What you are asked to do: Look through the records that follow. Copy every line containing the word "from".

[Figure data in JSON]
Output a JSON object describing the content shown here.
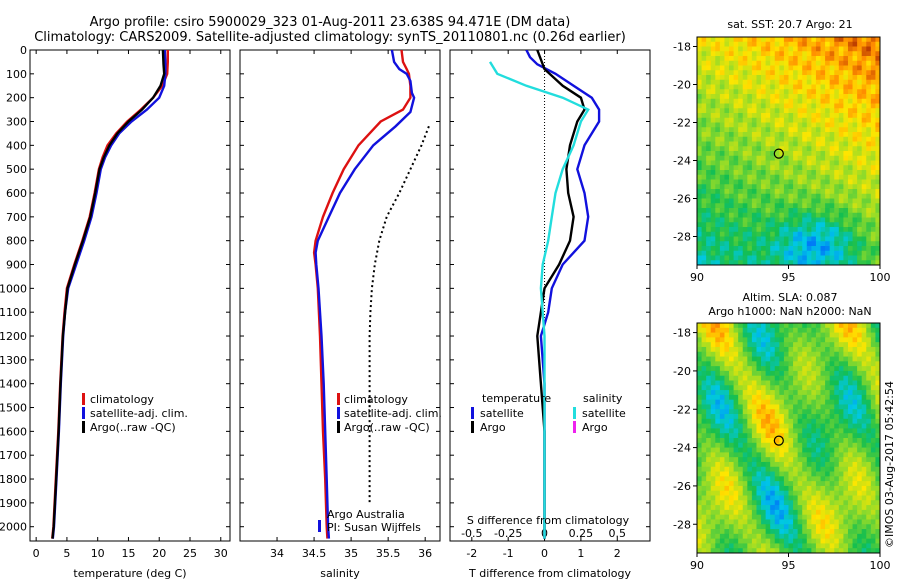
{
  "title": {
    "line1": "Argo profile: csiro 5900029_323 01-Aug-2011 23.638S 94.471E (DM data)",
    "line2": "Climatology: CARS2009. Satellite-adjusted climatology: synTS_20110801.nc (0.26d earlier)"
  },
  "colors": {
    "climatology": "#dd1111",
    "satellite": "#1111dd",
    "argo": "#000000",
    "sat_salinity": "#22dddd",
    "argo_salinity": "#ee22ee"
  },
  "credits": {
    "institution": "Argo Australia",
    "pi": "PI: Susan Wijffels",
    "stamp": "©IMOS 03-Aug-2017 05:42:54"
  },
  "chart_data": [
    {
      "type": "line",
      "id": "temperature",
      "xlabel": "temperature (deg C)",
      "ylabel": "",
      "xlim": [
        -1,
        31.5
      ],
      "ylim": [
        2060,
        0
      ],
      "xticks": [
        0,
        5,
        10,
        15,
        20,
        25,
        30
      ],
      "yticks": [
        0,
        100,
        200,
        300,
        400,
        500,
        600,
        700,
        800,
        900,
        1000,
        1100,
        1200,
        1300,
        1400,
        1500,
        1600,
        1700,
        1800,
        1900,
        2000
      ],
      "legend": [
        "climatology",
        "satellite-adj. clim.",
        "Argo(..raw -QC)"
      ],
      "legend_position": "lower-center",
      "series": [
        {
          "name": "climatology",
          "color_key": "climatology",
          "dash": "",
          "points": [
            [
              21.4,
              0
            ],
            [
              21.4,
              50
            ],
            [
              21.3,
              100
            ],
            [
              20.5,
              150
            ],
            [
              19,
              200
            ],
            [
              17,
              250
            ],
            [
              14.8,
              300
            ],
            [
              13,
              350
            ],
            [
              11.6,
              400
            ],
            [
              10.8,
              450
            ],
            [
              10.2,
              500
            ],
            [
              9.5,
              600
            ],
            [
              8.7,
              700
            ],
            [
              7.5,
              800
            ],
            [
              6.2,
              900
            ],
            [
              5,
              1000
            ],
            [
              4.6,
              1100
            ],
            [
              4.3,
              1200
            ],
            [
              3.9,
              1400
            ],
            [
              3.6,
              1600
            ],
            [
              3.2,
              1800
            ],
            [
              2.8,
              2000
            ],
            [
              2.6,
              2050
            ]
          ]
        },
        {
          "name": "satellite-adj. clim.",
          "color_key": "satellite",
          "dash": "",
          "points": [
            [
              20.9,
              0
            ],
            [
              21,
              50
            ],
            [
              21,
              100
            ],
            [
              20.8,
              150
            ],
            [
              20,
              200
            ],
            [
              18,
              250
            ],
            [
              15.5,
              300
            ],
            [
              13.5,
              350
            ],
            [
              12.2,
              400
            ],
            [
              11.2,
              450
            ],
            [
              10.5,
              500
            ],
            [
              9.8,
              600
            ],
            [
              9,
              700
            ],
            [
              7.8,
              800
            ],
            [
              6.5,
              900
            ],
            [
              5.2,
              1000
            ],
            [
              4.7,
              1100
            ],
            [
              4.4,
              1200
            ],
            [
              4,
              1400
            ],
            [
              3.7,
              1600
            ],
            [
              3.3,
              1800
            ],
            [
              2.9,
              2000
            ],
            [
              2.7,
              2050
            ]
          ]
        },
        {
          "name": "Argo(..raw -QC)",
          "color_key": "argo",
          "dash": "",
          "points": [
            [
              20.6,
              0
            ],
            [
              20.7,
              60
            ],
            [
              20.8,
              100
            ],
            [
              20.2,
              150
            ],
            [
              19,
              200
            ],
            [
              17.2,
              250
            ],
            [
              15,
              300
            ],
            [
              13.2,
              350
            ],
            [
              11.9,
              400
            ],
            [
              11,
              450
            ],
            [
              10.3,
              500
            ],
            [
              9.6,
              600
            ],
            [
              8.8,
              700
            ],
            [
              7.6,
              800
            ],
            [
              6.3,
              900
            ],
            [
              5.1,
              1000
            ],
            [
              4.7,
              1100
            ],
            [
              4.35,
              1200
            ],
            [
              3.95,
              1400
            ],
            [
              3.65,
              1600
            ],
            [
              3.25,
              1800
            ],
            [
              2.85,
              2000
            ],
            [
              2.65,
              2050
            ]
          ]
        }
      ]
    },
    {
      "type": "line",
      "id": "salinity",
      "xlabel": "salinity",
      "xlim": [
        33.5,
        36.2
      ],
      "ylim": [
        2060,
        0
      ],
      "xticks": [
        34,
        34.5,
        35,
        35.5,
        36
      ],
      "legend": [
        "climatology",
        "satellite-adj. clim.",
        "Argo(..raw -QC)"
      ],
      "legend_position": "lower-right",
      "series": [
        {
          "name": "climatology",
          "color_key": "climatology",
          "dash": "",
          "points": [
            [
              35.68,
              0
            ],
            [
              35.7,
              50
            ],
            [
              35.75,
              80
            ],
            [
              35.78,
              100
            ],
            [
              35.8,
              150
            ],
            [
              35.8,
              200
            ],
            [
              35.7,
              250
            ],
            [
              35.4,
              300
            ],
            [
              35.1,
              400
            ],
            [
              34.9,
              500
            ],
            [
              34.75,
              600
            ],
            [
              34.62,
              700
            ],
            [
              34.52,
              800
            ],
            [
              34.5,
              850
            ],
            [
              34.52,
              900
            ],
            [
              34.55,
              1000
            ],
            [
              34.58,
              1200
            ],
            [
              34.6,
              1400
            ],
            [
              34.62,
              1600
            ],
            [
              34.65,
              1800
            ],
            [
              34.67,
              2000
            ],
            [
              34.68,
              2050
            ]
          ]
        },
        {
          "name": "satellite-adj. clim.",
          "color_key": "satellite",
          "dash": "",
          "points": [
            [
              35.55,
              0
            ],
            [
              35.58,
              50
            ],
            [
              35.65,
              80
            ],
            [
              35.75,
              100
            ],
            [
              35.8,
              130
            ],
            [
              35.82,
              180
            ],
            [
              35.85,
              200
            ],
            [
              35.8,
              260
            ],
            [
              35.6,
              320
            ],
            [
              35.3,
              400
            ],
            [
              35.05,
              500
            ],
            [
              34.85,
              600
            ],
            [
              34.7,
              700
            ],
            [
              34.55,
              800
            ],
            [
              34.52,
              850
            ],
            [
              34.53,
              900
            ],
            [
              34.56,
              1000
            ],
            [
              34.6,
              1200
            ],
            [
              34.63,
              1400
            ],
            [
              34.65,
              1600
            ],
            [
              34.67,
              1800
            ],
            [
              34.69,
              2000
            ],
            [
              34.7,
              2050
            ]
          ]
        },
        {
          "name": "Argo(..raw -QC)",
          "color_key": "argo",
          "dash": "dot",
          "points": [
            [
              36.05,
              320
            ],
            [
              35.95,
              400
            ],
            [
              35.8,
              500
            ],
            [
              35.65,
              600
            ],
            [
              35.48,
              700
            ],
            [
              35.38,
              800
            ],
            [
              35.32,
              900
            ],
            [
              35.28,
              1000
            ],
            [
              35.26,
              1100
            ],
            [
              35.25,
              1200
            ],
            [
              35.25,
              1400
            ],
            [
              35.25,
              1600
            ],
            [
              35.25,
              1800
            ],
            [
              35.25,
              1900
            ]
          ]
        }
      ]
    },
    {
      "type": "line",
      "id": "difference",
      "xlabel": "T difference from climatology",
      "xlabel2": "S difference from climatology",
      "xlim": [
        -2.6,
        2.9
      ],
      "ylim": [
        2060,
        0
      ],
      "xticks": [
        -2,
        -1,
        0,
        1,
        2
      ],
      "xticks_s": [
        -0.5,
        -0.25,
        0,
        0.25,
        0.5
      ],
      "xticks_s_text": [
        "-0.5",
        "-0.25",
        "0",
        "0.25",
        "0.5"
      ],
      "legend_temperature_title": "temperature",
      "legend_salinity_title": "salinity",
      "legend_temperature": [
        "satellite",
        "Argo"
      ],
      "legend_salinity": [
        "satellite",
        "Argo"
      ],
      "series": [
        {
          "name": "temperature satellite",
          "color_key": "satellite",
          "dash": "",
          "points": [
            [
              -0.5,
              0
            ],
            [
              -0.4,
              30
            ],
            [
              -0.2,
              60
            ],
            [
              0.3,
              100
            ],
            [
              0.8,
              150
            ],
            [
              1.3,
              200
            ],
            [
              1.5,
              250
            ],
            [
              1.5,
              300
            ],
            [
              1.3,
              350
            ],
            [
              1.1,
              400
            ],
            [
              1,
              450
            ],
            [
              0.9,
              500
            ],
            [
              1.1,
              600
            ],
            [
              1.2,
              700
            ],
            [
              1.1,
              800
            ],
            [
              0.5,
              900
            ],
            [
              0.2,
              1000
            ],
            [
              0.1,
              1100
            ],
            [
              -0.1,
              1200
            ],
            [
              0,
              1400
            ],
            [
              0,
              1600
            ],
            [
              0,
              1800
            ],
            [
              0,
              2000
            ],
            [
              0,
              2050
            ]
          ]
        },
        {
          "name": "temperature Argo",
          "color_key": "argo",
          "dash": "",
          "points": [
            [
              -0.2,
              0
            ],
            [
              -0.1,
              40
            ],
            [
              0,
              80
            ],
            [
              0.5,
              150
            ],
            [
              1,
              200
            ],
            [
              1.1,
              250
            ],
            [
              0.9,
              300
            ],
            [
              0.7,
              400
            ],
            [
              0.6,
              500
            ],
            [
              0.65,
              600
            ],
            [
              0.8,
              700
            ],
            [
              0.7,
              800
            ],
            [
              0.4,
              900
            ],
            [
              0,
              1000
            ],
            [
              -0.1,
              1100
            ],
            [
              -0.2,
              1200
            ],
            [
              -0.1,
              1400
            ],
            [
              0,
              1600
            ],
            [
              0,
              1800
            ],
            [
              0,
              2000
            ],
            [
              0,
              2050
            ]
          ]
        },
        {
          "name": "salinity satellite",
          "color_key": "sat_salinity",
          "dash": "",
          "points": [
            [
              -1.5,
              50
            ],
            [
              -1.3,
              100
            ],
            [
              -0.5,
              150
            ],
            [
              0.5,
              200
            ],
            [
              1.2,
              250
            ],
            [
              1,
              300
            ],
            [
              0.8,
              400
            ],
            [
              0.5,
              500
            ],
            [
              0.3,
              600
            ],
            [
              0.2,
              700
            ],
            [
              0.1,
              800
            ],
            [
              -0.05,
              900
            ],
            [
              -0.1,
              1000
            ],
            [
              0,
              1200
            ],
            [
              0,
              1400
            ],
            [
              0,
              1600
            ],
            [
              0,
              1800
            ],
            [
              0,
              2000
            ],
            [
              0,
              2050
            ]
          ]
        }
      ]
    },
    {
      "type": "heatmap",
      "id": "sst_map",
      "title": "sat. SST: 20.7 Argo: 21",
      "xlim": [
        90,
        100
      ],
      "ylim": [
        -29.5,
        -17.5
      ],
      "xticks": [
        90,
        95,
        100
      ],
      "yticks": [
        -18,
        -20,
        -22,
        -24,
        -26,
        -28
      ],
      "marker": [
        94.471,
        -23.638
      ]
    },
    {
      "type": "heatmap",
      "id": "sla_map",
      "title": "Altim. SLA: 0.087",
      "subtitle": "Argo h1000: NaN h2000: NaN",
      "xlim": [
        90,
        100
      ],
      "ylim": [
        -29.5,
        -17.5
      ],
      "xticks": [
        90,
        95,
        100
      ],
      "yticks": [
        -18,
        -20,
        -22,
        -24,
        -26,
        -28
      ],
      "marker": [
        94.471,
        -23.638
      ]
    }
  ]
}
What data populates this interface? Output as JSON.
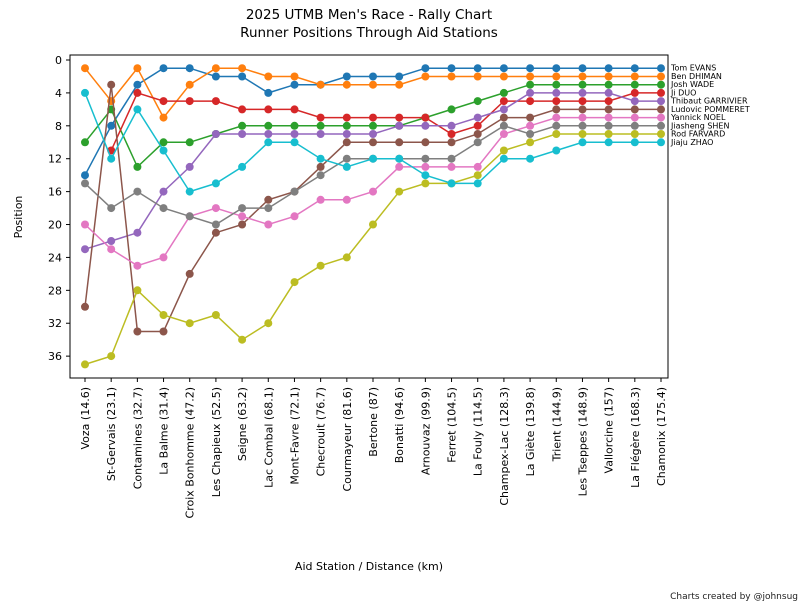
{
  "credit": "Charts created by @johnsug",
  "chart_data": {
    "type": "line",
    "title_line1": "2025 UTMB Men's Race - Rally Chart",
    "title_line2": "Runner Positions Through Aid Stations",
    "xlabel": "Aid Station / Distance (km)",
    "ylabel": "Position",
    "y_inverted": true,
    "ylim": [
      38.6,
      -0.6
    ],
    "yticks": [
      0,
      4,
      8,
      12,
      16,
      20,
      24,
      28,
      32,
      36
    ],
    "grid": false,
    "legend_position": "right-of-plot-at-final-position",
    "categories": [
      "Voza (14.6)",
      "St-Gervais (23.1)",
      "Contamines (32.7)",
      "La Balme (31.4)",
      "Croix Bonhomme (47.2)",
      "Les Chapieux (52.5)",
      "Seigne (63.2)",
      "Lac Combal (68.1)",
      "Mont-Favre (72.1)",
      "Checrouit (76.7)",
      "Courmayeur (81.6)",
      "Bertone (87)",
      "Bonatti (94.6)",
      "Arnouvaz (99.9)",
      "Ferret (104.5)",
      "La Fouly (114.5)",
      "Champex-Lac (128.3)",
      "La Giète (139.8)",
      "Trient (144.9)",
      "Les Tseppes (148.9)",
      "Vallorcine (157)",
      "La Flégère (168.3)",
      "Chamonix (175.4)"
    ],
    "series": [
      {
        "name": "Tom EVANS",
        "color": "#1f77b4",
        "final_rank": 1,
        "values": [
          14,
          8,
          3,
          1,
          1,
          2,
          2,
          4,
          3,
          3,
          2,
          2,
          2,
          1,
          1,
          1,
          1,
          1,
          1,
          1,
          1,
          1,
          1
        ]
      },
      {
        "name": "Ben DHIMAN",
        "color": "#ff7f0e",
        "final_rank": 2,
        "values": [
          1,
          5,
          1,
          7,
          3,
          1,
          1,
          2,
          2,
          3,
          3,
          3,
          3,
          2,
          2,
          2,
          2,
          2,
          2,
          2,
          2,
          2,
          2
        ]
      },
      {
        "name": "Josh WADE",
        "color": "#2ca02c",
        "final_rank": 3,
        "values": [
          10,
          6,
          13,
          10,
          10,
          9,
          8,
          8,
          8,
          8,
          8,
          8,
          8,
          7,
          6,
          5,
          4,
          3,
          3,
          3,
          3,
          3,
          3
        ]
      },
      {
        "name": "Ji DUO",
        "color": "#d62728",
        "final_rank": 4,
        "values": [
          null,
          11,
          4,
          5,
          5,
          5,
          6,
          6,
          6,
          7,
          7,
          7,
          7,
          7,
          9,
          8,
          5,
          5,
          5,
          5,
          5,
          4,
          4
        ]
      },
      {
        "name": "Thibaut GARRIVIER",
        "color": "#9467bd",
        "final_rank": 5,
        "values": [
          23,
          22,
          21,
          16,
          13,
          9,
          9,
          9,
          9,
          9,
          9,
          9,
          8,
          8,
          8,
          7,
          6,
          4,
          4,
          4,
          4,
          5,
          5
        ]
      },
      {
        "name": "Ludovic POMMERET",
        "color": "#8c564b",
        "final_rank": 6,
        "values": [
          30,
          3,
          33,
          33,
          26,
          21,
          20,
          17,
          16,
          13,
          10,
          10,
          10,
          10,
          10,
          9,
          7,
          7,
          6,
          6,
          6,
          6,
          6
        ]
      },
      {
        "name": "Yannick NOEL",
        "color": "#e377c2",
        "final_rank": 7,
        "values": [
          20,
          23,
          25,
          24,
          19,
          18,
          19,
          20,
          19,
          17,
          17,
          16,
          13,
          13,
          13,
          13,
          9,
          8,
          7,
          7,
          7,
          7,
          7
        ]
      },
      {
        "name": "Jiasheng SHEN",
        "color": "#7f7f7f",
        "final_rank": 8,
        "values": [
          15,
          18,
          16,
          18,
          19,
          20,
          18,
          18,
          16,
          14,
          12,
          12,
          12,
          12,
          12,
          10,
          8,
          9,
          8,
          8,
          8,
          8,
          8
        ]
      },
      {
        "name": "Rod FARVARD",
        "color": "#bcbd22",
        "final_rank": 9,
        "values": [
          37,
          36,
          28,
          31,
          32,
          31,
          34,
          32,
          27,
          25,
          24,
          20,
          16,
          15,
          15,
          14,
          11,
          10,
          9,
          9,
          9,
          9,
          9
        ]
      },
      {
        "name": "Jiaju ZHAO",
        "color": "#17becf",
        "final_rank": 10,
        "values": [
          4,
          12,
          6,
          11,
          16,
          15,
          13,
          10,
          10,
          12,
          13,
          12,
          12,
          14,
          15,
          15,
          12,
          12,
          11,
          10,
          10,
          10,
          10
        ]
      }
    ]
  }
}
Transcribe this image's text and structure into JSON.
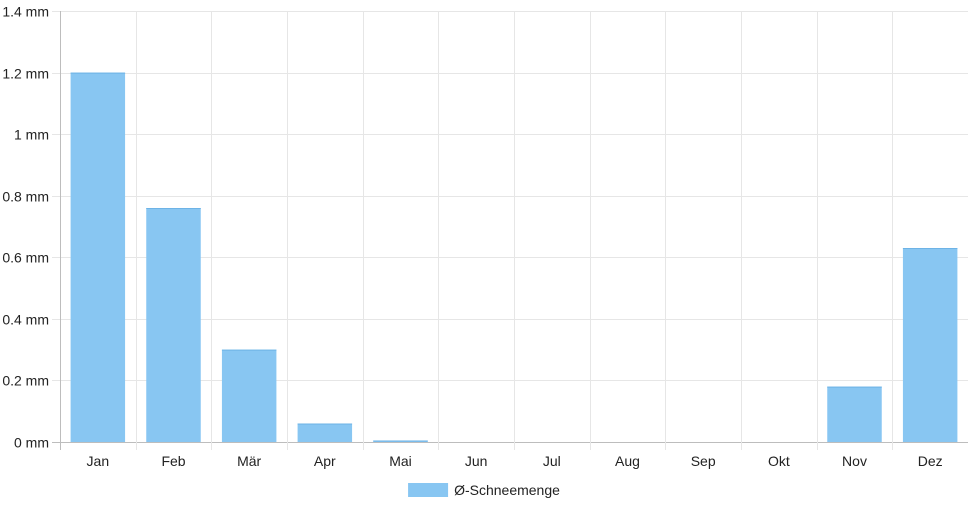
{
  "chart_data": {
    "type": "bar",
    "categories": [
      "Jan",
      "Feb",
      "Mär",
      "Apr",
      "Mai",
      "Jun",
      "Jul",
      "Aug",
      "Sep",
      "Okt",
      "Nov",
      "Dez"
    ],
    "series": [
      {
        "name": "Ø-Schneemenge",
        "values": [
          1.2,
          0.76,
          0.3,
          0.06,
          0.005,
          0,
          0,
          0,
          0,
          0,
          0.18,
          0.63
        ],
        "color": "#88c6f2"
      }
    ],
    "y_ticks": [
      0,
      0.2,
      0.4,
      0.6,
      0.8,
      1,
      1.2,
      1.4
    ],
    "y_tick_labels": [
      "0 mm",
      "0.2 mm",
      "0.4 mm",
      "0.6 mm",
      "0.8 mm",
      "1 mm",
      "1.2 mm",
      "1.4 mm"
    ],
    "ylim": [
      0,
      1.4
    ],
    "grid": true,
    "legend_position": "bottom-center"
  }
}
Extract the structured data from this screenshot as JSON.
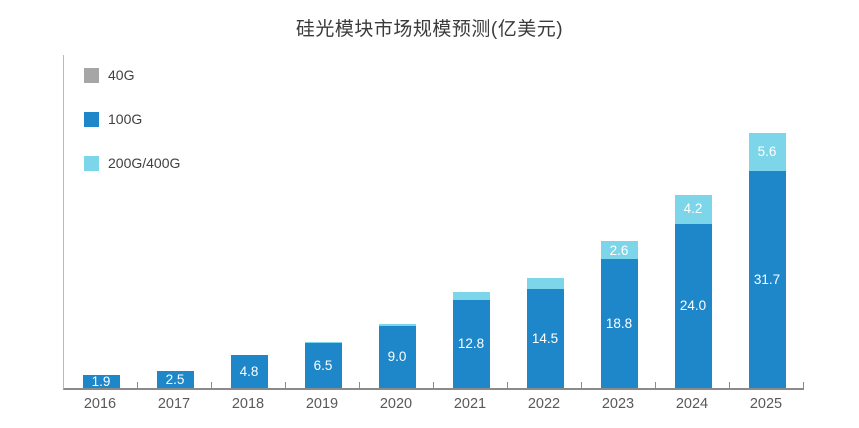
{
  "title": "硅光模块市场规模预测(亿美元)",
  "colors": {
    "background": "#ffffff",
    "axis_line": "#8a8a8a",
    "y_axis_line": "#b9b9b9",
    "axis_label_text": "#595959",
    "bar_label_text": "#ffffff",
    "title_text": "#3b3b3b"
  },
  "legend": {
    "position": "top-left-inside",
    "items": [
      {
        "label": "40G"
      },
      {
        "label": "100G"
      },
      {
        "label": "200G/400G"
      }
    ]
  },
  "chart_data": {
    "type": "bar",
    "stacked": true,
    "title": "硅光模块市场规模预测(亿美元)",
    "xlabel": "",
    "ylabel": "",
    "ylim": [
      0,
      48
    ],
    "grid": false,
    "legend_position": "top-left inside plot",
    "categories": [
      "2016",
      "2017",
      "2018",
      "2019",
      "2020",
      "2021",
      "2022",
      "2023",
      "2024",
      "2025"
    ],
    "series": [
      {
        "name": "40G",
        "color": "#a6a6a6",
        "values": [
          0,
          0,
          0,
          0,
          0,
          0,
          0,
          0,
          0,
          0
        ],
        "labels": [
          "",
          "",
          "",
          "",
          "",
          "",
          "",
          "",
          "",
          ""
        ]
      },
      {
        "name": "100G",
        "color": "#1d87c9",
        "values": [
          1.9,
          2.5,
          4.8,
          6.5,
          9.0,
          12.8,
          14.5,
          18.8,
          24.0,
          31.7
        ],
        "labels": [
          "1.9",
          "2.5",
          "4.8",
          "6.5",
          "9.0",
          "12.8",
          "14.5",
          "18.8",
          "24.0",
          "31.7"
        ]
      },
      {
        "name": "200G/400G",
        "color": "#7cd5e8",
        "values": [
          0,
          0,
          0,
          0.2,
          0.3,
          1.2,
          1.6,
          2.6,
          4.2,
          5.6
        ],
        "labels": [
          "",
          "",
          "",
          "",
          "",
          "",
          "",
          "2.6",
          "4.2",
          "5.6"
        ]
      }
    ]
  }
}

Solution to this problem:
      "xlabel": "T difference from climatology",
      "xlabel2": "S difference from climatology",
Extract the structured data from this screenshot as JSON.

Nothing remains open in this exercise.